PROMPT: Show the lines below where "cumulative" occurs.

*** Block opens ***

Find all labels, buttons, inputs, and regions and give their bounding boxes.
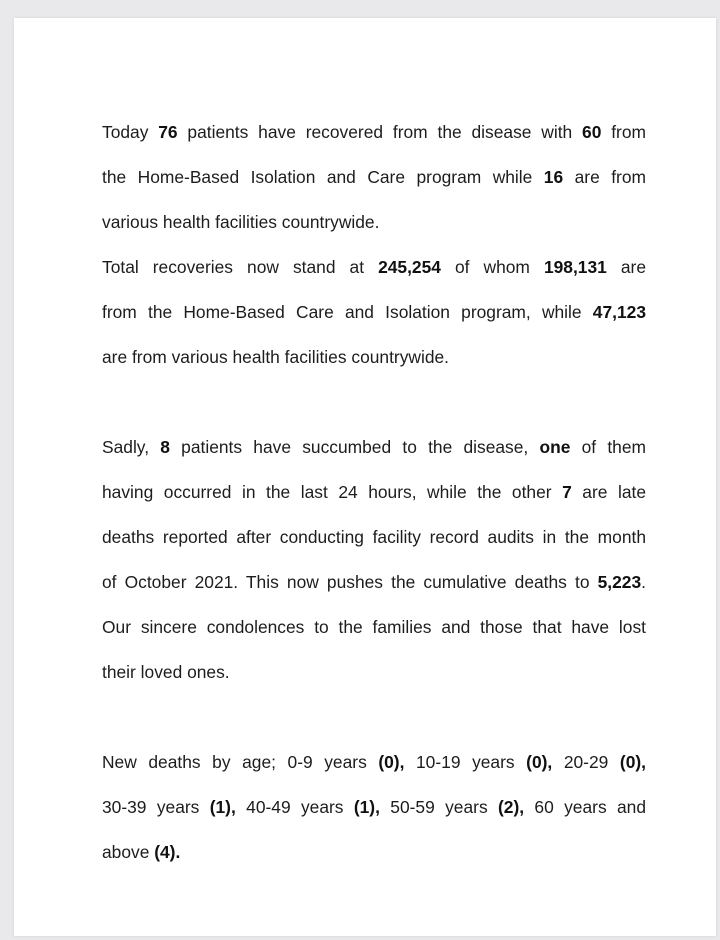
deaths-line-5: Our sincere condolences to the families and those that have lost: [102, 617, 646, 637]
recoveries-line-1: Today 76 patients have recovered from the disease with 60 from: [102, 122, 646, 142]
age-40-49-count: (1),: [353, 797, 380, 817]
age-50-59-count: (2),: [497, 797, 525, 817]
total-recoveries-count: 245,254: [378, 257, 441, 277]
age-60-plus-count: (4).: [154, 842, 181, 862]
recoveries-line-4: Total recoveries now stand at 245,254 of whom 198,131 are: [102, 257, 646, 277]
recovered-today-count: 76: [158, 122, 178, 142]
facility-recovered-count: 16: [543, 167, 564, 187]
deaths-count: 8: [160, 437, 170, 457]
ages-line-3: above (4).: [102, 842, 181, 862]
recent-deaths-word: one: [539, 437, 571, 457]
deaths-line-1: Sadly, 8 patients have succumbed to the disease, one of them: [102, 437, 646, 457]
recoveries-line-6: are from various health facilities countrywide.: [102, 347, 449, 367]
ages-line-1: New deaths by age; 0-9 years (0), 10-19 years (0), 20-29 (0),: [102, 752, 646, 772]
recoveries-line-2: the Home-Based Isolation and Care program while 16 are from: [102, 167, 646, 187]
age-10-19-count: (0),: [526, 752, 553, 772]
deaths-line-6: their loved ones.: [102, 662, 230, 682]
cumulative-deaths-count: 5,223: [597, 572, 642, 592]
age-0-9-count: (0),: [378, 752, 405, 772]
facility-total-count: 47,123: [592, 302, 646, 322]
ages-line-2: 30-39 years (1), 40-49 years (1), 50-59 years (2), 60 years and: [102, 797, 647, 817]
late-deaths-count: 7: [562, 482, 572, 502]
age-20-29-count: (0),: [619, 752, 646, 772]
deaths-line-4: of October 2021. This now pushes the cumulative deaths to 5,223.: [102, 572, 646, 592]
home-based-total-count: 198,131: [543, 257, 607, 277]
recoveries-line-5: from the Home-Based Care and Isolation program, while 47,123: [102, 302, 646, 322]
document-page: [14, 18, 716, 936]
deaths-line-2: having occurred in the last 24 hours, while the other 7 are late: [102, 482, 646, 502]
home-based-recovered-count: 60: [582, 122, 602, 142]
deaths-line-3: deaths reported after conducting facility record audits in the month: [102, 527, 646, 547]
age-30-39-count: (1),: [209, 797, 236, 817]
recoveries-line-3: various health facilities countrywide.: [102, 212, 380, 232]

*** Block closes ***

ANSWER TO THE PROBLEM:
cumulative-deaths-count: 5,223: [597, 572, 642, 592]
deaths-line-4: of October 2021. This now pushes the cumulative deaths to 5,223.: [102, 572, 646, 592]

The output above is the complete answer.